> **WHAT TO WORK ON**
Filter the records for lines holding the string "Theological".

######

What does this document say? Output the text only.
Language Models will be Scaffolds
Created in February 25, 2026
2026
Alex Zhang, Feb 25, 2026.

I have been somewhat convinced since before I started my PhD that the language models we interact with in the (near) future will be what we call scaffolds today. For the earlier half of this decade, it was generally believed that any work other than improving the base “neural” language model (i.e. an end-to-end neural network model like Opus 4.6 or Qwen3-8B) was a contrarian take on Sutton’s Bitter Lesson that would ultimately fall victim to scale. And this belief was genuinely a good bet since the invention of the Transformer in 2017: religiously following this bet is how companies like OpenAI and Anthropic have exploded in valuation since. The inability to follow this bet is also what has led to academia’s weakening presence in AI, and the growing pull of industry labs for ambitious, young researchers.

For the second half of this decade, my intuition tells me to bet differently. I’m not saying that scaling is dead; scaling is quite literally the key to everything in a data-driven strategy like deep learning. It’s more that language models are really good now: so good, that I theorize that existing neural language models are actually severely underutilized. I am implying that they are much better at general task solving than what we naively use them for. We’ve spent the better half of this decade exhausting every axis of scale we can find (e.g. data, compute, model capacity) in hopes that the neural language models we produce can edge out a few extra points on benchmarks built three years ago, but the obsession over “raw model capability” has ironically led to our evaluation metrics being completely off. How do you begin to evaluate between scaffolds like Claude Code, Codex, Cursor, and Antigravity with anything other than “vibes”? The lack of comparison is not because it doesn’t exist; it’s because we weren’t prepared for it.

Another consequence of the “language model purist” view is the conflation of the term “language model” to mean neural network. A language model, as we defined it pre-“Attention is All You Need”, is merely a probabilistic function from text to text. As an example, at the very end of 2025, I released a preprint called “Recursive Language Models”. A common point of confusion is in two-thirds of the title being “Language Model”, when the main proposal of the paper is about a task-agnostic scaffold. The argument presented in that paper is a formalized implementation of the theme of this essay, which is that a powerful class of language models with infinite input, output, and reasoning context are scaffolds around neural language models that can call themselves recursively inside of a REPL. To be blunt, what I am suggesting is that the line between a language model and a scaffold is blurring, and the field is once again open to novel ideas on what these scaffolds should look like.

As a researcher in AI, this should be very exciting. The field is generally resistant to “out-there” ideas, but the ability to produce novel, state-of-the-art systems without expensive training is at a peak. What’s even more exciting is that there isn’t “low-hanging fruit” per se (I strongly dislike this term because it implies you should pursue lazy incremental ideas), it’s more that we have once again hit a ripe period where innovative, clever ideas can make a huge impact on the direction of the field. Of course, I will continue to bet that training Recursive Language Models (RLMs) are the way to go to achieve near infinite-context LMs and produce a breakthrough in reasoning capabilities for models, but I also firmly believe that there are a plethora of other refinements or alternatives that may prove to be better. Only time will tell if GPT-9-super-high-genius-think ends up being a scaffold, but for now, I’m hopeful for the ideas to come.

######

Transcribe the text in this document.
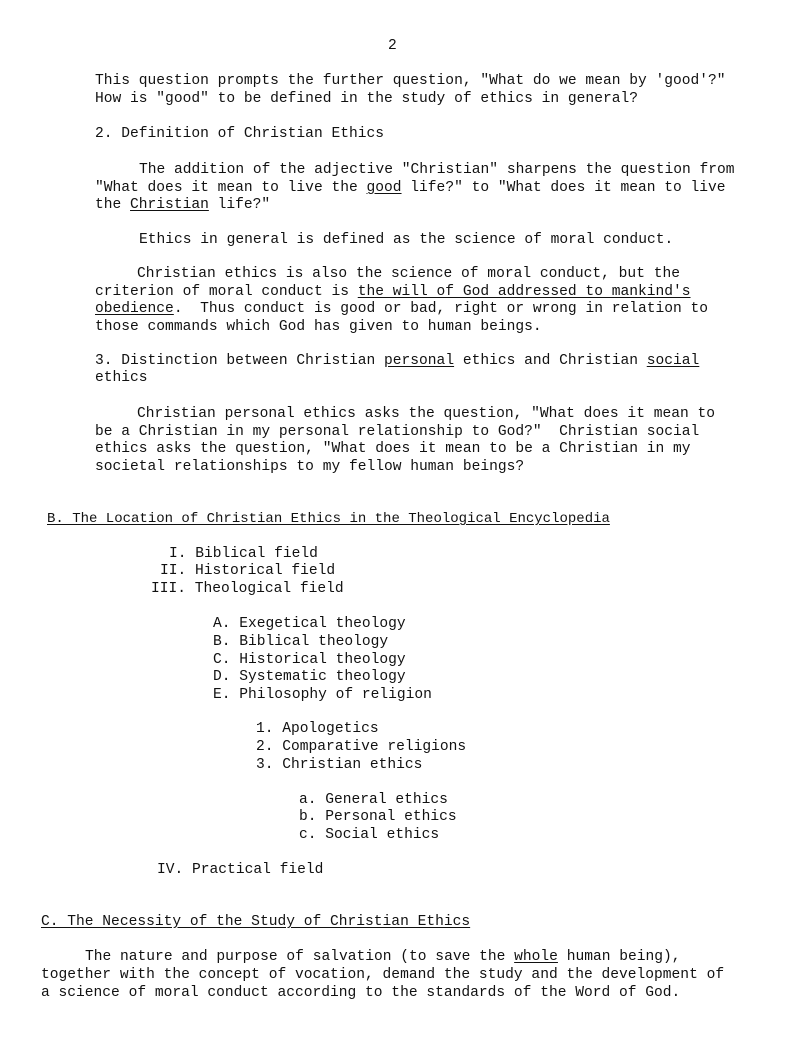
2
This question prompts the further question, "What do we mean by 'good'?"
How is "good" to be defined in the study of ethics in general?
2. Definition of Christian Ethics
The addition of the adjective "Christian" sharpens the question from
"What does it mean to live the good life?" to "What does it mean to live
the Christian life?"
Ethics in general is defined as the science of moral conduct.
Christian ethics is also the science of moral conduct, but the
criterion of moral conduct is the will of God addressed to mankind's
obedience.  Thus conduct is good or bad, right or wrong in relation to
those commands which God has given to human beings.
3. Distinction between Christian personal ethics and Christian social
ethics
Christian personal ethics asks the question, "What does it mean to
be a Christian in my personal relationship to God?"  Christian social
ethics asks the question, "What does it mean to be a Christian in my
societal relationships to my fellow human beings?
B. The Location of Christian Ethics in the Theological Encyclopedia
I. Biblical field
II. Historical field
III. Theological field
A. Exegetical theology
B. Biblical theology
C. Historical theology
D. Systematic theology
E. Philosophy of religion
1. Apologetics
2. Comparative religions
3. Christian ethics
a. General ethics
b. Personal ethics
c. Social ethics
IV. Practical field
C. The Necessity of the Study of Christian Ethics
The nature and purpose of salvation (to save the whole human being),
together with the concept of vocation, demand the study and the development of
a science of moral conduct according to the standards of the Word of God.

######

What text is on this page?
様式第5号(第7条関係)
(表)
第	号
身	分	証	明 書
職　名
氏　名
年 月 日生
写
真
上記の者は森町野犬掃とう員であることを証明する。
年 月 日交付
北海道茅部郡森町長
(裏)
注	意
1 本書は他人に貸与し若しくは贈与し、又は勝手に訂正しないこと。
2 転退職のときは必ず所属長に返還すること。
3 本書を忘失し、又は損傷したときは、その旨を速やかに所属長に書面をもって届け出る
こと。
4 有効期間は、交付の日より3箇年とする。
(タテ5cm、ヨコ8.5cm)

######

> **COMPLETE RESPONSE**
B. The Location of Christian Ethics in the Theological Encyclopedia
III. Theological field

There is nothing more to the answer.